- _Task to complete_: Give all of the lines again, with nothing added or dropped.

- _Data shown_:
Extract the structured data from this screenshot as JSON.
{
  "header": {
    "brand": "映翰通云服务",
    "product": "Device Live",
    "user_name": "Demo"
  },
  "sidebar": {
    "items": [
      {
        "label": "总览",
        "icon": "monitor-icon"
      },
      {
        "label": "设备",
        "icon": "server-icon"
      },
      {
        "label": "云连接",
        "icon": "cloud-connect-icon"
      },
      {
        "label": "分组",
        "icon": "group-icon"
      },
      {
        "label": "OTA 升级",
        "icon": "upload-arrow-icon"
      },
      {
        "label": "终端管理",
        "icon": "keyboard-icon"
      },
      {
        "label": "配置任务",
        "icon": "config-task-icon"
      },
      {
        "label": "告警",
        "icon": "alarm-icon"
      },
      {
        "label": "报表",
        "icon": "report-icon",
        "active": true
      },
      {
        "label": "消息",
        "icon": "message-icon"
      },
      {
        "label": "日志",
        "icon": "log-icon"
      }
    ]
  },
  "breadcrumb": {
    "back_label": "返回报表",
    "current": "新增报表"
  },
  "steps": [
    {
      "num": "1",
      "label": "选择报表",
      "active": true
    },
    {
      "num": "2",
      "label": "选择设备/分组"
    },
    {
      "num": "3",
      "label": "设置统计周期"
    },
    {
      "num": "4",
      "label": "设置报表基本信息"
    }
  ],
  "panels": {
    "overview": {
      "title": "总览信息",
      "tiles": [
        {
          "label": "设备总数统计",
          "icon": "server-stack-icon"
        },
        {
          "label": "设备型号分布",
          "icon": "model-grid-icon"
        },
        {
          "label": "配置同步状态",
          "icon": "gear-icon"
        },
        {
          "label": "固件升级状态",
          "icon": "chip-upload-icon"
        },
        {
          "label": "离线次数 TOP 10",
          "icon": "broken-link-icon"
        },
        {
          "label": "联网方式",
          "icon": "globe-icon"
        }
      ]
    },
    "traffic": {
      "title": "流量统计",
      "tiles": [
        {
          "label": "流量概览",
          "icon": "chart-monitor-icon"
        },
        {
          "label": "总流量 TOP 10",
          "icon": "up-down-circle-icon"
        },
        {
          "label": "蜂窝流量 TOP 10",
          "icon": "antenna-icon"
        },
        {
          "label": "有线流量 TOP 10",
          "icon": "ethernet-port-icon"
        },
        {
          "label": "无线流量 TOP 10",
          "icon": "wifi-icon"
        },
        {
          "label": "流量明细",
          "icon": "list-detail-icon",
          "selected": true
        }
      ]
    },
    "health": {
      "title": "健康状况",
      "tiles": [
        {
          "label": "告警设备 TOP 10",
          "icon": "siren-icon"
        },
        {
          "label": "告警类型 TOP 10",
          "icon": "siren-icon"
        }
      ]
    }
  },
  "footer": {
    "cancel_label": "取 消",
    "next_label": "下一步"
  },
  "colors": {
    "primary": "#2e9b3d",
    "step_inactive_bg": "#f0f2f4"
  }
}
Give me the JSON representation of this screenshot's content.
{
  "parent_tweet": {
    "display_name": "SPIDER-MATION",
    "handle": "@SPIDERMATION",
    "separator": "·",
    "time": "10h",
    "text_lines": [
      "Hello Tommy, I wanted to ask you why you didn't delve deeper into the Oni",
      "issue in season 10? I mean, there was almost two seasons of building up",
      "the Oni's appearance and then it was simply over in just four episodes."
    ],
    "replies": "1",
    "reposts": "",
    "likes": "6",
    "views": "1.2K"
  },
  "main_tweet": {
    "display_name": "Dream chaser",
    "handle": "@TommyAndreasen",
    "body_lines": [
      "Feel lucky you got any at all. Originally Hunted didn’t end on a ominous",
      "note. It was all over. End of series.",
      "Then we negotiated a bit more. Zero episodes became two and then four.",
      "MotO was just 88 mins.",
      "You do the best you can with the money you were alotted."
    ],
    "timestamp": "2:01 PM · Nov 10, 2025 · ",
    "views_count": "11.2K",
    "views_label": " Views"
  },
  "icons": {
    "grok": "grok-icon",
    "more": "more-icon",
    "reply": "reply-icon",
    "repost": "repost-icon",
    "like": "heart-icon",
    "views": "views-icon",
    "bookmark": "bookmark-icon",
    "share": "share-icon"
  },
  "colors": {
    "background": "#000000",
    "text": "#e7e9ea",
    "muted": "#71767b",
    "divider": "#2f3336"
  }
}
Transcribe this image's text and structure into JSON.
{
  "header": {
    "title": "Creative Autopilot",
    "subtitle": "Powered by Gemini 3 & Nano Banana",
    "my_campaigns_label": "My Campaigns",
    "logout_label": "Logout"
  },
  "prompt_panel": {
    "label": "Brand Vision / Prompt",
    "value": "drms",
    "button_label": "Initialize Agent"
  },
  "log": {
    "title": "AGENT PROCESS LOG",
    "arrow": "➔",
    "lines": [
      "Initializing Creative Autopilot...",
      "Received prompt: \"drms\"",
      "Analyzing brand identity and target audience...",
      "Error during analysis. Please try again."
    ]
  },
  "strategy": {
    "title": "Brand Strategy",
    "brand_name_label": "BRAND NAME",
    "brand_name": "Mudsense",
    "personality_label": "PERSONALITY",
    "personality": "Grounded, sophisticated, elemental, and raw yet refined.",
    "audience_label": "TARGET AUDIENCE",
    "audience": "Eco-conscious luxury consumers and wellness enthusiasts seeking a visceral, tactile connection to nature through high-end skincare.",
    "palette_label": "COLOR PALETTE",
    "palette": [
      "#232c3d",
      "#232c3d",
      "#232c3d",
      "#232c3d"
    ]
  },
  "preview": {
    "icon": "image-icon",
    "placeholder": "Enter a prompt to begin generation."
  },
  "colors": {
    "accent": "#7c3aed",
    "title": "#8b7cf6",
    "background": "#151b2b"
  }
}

- _Solution for this task_:
Extract the structured data from this screenshot as JSON.
{
  "header": {
    "brand": "映翰通云服务",
    "product": "Device Live",
    "user_name": "Demo"
  },
  "sidebar": {
    "items": [
      {
        "label": "总览",
        "icon": "monitor-icon"
      },
      {
        "label": "设备",
        "icon": "server-icon"
      },
      {
        "label": "云连接",
        "icon": "cloud-connect-icon"
      },
      {
        "label": "分组",
        "icon": "group-icon"
      },
      {
        "label": "OTA 升级",
        "icon": "upload-arrow-icon"
      },
      {
        "label": "终端管理",
        "icon": "keyboard-icon"
      },
      {
        "label": "配置任务",
        "icon": "config-task-icon"
      },
      {
        "label": "告警",
        "icon": "alarm-icon"
      },
      {
        "label": "报表",
        "icon": "report-icon",
        "active": true
      },
      {
        "label": "消息",
        "icon": "message-icon"
      },
      {
        "label": "日志",
        "icon": "log-icon"
      }
    ]
  },
  "breadcrumb": {
    "back_label": "返回报表",
    "current": "新增报表"
  },
  "steps": [
    {
      "num": "1",
      "label": "选择报表",
      "active": true
    },
    {
      "num": "2",
      "label": "选择设备/分组"
    },
    {
      "num": "3",
      "label": "设置统计周期"
    },
    {
      "num": "4",
      "label": "设置报表基本信息"
    }
  ],
  "panels": {
    "overview": {
      "title": "总览信息",
      "tiles": [
        {
          "label": "设备总数统计",
          "icon": "server-stack-icon"
        },
        {
          "label": "设备型号分布",
          "icon": "model-grid-icon"
        },
        {
          "label": "配置同步状态",
          "icon": "gear-icon"
        },
        {
          "label": "固件升级状态",
          "icon": "chip-upload-icon"
        },
        {
          "label": "离线次数 TOP 10",
          "icon": "broken-link-icon"
        },
        {
          "label": "联网方式",
          "icon": "globe-icon"
        }
      ]
    },
    "traffic": {
      "title": "流量统计",
      "tiles": [
        {
          "label": "流量概览",
          "icon": "chart-monitor-icon"
        },
        {
          "label": "总流量 TOP 10",
          "icon": "up-down-circle-icon"
        },
        {
          "label": "蜂窝流量 TOP 10",
          "icon": "antenna-icon"
        },
        {
          "label": "有线流量 TOP 10",
          "icon": "ethernet-port-icon"
        },
        {
          "label": "无线流量 TOP 10",
          "icon": "wifi-icon"
        },
        {
          "label": "流量明细",
          "icon": "list-detail-icon",
          "selected": true
        }
      ]
    },
    "health": {
      "title": "健康状况",
      "tiles": [
        {
          "label": "告警设备 TOP 10",
          "icon": "siren-icon"
        },
        {
          "label": "告警类型 TOP 10",
          "icon": "siren-icon"
        }
      ]
    }
  },
  "footer": {
    "cancel_label": "取 消",
    "next_label": "下一步"
  },
  "colors": {
    "primary": "#2e9b3d",
    "step_inactive_bg": "#f0f2f4"
  }
}
Give me the JSON representation of this screenshot's content.
{
  "parent_tweet": {
    "display_name": "SPIDER-MATION",
    "handle": "@SPIDERMATION",
    "separator": "·",
    "time": "10h",
    "text_lines": [
      "Hello Tommy, I wanted to ask you why you didn't delve deeper into the Oni",
      "issue in season 10? I mean, there was almost two seasons of building up",
      "the Oni's appearance and then it was simply over in just four episodes."
    ],
    "replies": "1",
    "reposts": "",
    "likes": "6",
    "views": "1.2K"
  },
  "main_tweet": {
    "display_name": "Dream chaser",
    "handle": "@TommyAndreasen",
    "body_lines": [
      "Feel lucky you got any at all. Originally Hunted didn’t end on a ominous",
      "note. It was all over. End of series.",
      "Then we negotiated a bit more. Zero episodes became two and then four.",
      "MotO was just 88 mins.",
      "You do the best you can with the money you were alotted."
    ],
    "timestamp": "2:01 PM · Nov 10, 2025 · ",
    "views_count": "11.2K",
    "views_label": " Views"
  },
  "icons": {
    "grok": "grok-icon",
    "more": "more-icon",
    "reply": "reply-icon",
    "repost": "repost-icon",
    "like": "heart-icon",
    "views": "views-icon",
    "bookmark": "bookmark-icon",
    "share": "share-icon"
  },
  "colors": {
    "background": "#000000",
    "text": "#e7e9ea",
    "muted": "#71767b",
    "divider": "#2f3336"
  }
}
Transcribe this image's text and structure into JSON.
{
  "header": {
    "title": "Creative Autopilot",
    "subtitle": "Powered by Gemini 3 & Nano Banana",
    "my_campaigns_label": "My Campaigns",
    "logout_label": "Logout"
  },
  "prompt_panel": {
    "label": "Brand Vision / Prompt",
    "value": "drms",
    "button_label": "Initialize Agent"
  },
  "log": {
    "title": "AGENT PROCESS LOG",
    "arrow": "➔",
    "lines": [
      "Initializing Creative Autopilot...",
      "Received prompt: \"drms\"",
      "Analyzing brand identity and target audience...",
      "Error during analysis. Please try again."
    ]
  },
  "strategy": {
    "title": "Brand Strategy",
    "brand_name_label": "BRAND NAME",
    "brand_name": "Mudsense",
    "personality_label": "PERSONALITY",
    "personality": "Grounded, sophisticated, elemental, and raw yet refined.",
    "audience_label": "TARGET AUDIENCE",
    "audience": "Eco-conscious luxury consumers and wellness enthusiasts seeking a visceral, tactile connection to nature through high-end skincare.",
    "palette_label": "COLOR PALETTE",
    "palette": [
      "#232c3d",
      "#232c3d",
      "#232c3d",
      "#232c3d"
    ]
  },
  "preview": {
    "icon": "image-icon",
    "placeholder": "Enter a prompt to begin generation."
  },
  "colors": {
    "accent": "#7c3aed",
    "title": "#8b7cf6",
    "background": "#151b2b"
  }
}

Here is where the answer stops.